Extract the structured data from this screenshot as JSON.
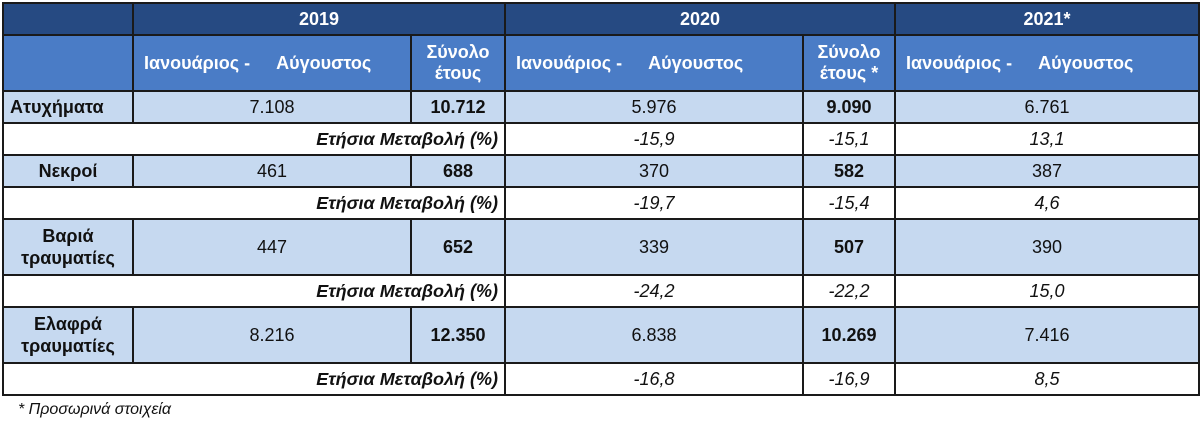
{
  "header": {
    "years": [
      "2019",
      "2020",
      "2021*"
    ],
    "sub_2019_period": [
      "Ιανουάριος -",
      "Αύγουστος"
    ],
    "sub_2019_total": [
      "Σύνολο",
      "έτους"
    ],
    "sub_2020_period": [
      "Ιανουάριος -",
      "Αύγουστος"
    ],
    "sub_2020_total": [
      "Σύνολο",
      "έτους *"
    ],
    "sub_2021_period": [
      "Ιανουάριος -",
      "Αύγουστος"
    ]
  },
  "rows": [
    {
      "label": [
        "Ατυχήματα"
      ],
      "values": [
        "7.108",
        "10.712",
        "5.976",
        "9.090",
        "6.761"
      ],
      "change_label": "Ετήσια Μεταβολή (%)",
      "change": [
        "-15,9",
        "-15,1",
        "13,1"
      ]
    },
    {
      "label": [
        "Νεκροί"
      ],
      "values": [
        "461",
        "688",
        "370",
        "582",
        "387"
      ],
      "change_label": "Ετήσια Μεταβολή (%)",
      "change": [
        "-19,7",
        "-15,4",
        "4,6"
      ]
    },
    {
      "label": [
        "Βαριά",
        "τραυματίες"
      ],
      "values": [
        "447",
        "652",
        "339",
        "507",
        "390"
      ],
      "change_label": "Ετήσια Μεταβολή (%)",
      "change": [
        "-24,2",
        "-22,2",
        "15,0"
      ]
    },
    {
      "label": [
        "Ελαφρά",
        "τραυματίες"
      ],
      "values": [
        "8.216",
        "12.350",
        "6.838",
        "10.269",
        "7.416"
      ],
      "change_label": "Ετήσια Μεταβολή (%)",
      "change": [
        "-16,8",
        "-16,9",
        "8,5"
      ]
    }
  ],
  "footnote": "* Προσωρινά στοιχεία"
}
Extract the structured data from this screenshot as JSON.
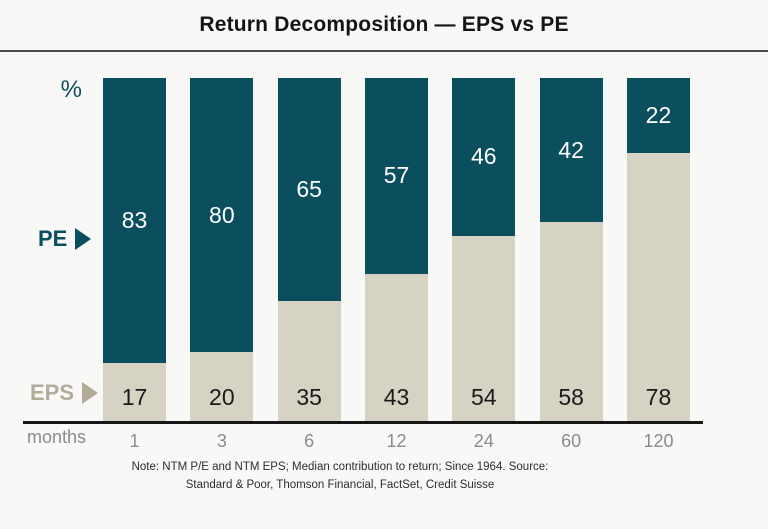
{
  "title": "Return Decomposition — EPS vs PE",
  "axis": {
    "y_unit": "%",
    "x_title": "months"
  },
  "legend": {
    "pe_label": "PE",
    "eps_label": "EPS"
  },
  "colors": {
    "pe": "#0b4f5e",
    "eps": "#d6d2c4",
    "pe_value_text": "#ffffff",
    "eps_value_text": "#1a1a1a",
    "eps_legend_text": "#b2ab9a",
    "tick_text": "#8b8b8b",
    "background": "#f8f8f6"
  },
  "chart_data": {
    "type": "bar",
    "stacked": true,
    "title": "Return Decomposition — EPS vs PE",
    "xlabel": "months",
    "ylabel": "%",
    "ylim": [
      0,
      100
    ],
    "grid": false,
    "legend_position": "left-arrows",
    "categories": [
      "1",
      "3",
      "6",
      "12",
      "24",
      "60",
      "120"
    ],
    "series": [
      {
        "name": "PE",
        "color": "#0b4f5e",
        "values": [
          83,
          80,
          65,
          57,
          46,
          42,
          22
        ]
      },
      {
        "name": "EPS",
        "color": "#d6d2c4",
        "values": [
          17,
          20,
          35,
          43,
          54,
          58,
          78
        ]
      }
    ]
  },
  "note": {
    "line1": "Note: NTM P/E and NTM EPS; Median contribution to return; Since 1964. Source:",
    "line2": "Standard & Poor, Thomson Financial, FactSet, Credit Suisse"
  }
}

* * * *

• **WHAT THIS TASK INVOLVES**:
All entries are to be retyped exactly. Omit any embedded images.

• **WORKED SOLUTION**:
Extract the structured data from this screenshot as JSON.
{
  "header": {
    "years": [
      "2019",
      "2020",
      "2021*"
    ],
    "sub_2019_period": [
      "Ιανουάριος -",
      "Αύγουστος"
    ],
    "sub_2019_total": [
      "Σύνολο",
      "έτους"
    ],
    "sub_2020_period": [
      "Ιανουάριος -",
      "Αύγουστος"
    ],
    "sub_2020_total": [
      "Σύνολο",
      "έτους *"
    ],
    "sub_2021_period": [
      "Ιανουάριος -",
      "Αύγουστος"
    ]
  },
  "rows": [
    {
      "label": [
        "Ατυχήματα"
      ],
      "values": [
        "7.108",
        "10.712",
        "5.976",
        "9.090",
        "6.761"
      ],
      "change_label": "Ετήσια Μεταβολή (%)",
      "change": [
        "-15,9",
        "-15,1",
        "13,1"
      ]
    },
    {
      "label": [
        "Νεκροί"
      ],
      "values": [
        "461",
        "688",
        "370",
        "582",
        "387"
      ],
      "change_label": "Ετήσια Μεταβολή (%)",
      "change": [
        "-19,7",
        "-15,4",
        "4,6"
      ]
    },
    {
      "label": [
        "Βαριά",
        "τραυματίες"
      ],
      "values": [
        "447",
        "652",
        "339",
        "507",
        "390"
      ],
      "change_label": "Ετήσια Μεταβολή (%)",
      "change": [
        "-24,2",
        "-22,2",
        "15,0"
      ]
    },
    {
      "label": [
        "Ελαφρά",
        "τραυματίες"
      ],
      "values": [
        "8.216",
        "12.350",
        "6.838",
        "10.269",
        "7.416"
      ],
      "change_label": "Ετήσια Μεταβολή (%)",
      "change": [
        "-16,8",
        "-16,9",
        "8,5"
      ]
    }
  ],
  "footnote": "* Προσωρινά στοιχεία"
}
Extract the structured data from this screenshot as JSON.
{
  "title": "Return Decomposition — EPS vs PE",
  "axis": {
    "y_unit": "%",
    "x_title": "months"
  },
  "legend": {
    "pe_label": "PE",
    "eps_label": "EPS"
  },
  "colors": {
    "pe": "#0b4f5e",
    "eps": "#d6d2c4",
    "pe_value_text": "#ffffff",
    "eps_value_text": "#1a1a1a",
    "eps_legend_text": "#b2ab9a",
    "tick_text": "#8b8b8b",
    "background": "#f8f8f6"
  },
  "chart_data": {
    "type": "bar",
    "stacked": true,
    "title": "Return Decomposition — EPS vs PE",
    "xlabel": "months",
    "ylabel": "%",
    "ylim": [
      0,
      100
    ],
    "grid": false,
    "legend_position": "left-arrows",
    "categories": [
      "1",
      "3",
      "6",
      "12",
      "24",
      "60",
      "120"
    ],
    "series": [
      {
        "name": "PE",
        "color": "#0b4f5e",
        "values": [
          83,
          80,
          65,
          57,
          46,
          42,
          22
        ]
      },
      {
        "name": "EPS",
        "color": "#d6d2c4",
        "values": [
          17,
          20,
          35,
          43,
          54,
          58,
          78
        ]
      }
    ]
  },
  "note": {
    "line1": "Note: NTM P/E and NTM EPS; Median contribution to return; Since 1964. Source:",
    "line2": "Standard & Poor, Thomson Financial, FactSet, Credit Suisse"
  }
}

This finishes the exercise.